:: Data supplied ::

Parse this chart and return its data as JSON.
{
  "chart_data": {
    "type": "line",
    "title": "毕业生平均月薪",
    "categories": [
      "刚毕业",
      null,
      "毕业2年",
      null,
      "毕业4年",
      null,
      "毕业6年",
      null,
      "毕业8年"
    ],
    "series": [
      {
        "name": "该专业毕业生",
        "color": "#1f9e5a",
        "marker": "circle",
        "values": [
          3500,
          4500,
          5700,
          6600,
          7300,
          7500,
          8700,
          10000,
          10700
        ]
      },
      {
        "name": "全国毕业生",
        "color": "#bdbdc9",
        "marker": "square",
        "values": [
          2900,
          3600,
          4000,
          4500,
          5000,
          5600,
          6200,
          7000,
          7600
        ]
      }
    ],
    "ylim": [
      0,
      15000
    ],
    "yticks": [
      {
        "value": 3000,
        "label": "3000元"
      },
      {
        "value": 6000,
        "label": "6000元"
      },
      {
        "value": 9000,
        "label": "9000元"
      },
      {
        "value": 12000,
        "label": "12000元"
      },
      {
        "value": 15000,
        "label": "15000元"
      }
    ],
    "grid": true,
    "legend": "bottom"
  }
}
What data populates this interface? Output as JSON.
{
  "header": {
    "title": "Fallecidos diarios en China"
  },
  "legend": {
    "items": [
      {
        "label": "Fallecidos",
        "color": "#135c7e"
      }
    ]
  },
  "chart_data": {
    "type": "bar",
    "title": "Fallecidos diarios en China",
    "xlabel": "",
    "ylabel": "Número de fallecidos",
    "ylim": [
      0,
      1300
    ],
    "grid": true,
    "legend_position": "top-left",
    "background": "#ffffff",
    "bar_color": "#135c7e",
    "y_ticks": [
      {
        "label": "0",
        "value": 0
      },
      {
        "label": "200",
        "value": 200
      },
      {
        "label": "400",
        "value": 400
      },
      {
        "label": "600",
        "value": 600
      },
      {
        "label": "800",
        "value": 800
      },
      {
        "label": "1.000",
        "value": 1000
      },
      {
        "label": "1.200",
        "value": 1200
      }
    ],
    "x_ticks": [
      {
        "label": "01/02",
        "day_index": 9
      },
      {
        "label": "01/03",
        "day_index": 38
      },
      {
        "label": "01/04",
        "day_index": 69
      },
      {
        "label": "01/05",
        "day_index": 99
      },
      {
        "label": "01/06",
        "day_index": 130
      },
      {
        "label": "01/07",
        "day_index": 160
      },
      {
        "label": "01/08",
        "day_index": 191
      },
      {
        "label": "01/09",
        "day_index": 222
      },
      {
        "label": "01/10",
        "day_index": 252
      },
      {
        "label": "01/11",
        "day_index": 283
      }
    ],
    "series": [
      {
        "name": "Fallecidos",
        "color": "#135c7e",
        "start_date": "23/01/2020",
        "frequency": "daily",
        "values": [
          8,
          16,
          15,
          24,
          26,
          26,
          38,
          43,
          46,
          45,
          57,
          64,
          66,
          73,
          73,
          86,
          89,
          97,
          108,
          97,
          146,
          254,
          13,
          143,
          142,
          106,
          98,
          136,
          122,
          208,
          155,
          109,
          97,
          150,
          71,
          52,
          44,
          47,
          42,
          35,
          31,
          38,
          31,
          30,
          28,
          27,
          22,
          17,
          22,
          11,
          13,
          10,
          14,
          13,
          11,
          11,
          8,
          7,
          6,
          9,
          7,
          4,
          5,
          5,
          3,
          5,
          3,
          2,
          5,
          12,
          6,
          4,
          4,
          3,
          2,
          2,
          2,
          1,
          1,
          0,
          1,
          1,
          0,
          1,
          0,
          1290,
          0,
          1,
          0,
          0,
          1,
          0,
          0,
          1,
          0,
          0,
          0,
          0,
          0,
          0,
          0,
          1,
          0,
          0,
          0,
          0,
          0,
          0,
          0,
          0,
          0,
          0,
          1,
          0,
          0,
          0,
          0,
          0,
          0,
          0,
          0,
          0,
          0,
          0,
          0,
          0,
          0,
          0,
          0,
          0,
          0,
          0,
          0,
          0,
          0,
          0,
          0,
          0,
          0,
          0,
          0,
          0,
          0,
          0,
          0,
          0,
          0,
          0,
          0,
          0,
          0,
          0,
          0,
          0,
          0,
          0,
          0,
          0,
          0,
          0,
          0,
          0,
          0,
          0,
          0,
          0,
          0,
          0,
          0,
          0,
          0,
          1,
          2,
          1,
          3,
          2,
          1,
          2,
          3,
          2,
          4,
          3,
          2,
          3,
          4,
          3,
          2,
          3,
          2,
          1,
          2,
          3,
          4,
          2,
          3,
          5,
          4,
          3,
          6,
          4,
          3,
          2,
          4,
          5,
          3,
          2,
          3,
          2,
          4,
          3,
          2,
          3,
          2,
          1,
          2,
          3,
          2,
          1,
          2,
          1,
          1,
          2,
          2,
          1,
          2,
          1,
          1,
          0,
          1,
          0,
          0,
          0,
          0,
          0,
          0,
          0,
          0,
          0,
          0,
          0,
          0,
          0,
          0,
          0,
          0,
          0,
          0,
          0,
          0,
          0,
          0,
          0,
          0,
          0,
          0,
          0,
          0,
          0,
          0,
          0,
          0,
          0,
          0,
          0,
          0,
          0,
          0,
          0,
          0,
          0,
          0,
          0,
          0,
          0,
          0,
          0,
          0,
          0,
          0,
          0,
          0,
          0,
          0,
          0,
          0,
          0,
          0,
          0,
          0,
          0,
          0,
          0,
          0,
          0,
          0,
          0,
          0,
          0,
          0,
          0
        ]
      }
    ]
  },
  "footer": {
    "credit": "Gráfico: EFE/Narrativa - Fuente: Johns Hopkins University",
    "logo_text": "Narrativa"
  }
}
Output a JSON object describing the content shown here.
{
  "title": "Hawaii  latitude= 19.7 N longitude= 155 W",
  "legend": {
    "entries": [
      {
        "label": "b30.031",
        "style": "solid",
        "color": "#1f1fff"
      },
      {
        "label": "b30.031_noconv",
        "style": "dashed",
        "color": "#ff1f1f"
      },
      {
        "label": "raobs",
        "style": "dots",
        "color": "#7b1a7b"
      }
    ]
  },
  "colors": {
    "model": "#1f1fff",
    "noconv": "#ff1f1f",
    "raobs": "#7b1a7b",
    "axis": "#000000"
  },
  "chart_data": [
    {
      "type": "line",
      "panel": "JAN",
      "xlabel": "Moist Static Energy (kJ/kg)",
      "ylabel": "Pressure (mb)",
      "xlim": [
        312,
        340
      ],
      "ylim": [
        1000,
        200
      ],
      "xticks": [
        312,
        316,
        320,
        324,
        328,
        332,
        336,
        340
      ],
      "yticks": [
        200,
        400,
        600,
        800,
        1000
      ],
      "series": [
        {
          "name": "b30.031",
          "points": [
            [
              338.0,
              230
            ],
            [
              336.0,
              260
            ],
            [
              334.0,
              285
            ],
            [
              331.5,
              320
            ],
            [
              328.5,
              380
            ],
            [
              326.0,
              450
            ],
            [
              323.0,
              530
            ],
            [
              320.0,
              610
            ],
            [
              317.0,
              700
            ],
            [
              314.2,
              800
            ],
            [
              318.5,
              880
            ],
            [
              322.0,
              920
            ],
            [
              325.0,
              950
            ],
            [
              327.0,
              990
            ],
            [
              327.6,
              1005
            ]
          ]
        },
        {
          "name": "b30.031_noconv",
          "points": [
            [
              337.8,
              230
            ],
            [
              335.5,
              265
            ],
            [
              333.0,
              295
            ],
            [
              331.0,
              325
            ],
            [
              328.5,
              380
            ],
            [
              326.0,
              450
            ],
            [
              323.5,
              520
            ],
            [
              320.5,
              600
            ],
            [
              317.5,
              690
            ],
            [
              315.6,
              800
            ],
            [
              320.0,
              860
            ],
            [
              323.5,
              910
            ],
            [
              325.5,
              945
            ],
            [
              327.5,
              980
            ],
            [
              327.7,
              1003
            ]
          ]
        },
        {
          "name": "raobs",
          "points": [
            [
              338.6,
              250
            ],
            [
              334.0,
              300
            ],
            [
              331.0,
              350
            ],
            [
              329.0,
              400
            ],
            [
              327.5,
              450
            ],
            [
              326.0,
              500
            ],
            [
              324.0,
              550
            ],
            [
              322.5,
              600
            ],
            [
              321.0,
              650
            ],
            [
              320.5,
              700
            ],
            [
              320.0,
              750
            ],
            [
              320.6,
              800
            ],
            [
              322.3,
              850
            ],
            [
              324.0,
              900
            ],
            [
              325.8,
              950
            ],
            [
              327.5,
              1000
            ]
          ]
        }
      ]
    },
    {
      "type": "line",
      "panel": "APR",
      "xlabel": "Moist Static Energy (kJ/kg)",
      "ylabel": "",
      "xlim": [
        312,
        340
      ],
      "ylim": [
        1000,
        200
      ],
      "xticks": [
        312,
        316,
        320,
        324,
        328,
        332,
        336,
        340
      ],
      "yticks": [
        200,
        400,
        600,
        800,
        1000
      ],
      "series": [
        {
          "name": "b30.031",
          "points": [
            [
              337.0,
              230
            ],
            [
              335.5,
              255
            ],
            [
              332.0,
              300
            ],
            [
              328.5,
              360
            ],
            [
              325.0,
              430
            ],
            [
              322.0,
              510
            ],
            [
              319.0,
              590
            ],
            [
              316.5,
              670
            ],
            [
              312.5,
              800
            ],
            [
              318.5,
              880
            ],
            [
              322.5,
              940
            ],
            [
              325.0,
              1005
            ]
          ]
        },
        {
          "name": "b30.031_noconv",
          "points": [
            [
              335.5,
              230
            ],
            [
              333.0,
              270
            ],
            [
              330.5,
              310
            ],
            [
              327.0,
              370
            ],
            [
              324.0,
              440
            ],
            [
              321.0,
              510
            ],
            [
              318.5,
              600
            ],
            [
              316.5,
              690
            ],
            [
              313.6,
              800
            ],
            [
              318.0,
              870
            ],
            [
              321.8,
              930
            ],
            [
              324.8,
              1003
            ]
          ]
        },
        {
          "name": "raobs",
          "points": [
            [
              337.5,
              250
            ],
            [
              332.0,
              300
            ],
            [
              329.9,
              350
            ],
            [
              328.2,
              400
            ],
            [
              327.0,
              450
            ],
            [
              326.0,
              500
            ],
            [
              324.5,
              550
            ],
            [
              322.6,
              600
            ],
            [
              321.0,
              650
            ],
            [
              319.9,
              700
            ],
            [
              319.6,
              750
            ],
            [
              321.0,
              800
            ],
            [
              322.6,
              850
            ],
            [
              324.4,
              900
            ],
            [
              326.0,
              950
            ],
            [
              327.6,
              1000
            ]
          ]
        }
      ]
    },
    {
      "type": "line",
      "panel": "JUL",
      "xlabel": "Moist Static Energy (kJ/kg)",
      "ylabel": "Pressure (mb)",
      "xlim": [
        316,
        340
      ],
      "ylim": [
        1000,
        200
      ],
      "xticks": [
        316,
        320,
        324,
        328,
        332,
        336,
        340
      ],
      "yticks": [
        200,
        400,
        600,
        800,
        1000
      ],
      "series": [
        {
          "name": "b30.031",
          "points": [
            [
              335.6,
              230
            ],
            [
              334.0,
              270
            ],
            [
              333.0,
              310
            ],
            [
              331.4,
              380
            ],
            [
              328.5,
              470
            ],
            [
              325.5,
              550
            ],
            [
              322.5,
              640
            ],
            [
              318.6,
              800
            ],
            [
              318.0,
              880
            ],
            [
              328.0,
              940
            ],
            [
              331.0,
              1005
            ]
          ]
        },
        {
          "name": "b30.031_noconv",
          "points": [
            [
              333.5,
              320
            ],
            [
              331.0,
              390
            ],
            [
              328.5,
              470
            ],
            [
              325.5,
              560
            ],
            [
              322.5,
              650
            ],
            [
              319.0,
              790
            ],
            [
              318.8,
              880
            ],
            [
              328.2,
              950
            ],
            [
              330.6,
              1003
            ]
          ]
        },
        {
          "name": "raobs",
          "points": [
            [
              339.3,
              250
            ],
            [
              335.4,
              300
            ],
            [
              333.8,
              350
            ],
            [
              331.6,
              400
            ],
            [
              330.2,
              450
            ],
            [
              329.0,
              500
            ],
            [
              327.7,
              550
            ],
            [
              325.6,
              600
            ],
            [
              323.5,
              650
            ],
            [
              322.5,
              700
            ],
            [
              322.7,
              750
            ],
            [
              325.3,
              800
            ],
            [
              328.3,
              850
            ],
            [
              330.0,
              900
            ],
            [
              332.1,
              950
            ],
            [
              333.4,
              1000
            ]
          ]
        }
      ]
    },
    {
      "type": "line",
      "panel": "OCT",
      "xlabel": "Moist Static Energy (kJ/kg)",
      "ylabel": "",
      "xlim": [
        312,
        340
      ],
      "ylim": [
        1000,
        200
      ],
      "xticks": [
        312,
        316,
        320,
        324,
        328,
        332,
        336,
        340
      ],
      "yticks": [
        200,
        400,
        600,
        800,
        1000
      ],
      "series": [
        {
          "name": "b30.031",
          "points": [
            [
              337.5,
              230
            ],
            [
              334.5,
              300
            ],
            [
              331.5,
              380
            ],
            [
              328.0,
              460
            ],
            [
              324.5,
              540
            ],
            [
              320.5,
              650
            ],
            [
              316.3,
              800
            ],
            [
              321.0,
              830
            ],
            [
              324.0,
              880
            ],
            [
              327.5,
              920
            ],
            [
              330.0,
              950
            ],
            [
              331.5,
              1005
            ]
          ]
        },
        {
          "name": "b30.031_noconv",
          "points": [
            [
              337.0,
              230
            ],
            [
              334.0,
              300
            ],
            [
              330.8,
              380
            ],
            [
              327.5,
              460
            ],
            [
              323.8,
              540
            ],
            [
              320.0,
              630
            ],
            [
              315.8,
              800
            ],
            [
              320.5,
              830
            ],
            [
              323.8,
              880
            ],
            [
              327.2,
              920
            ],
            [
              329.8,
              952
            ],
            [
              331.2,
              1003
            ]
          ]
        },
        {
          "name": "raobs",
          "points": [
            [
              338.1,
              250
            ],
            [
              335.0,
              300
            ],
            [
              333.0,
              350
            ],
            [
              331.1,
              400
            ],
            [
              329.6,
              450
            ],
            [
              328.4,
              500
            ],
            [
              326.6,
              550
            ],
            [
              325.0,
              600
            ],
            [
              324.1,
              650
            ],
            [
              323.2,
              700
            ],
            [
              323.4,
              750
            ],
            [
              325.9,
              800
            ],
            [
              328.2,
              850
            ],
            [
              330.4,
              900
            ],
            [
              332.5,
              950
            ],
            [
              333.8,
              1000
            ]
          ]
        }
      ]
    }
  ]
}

:::

■ **Written request**: Give nothing but the number of lines containing the string "this".

■ **The response**: 2